Given problem: Collect all lines containing the word "Přínos" from the data.

Raw data:
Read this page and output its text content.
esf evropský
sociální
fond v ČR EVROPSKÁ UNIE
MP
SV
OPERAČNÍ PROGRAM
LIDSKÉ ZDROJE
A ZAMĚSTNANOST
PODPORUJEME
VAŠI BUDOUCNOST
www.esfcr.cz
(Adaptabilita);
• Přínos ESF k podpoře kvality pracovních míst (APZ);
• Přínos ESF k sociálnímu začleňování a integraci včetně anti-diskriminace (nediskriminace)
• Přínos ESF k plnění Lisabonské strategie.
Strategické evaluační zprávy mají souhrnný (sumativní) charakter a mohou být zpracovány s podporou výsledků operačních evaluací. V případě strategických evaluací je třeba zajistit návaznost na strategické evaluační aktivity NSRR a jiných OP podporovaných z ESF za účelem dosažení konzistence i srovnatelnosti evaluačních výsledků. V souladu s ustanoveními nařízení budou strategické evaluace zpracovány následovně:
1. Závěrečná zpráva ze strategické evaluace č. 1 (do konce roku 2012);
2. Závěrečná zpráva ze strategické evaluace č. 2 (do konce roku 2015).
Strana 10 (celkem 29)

Exercise response:
• Přínos ESF k podpoře kvality pracovních míst (APZ);
• Přínos ESF k sociálnímu začleňování a integraci včetně anti-diskriminace (nediskriminace)
• Přínos ESF k plnění Lisabonské strategie.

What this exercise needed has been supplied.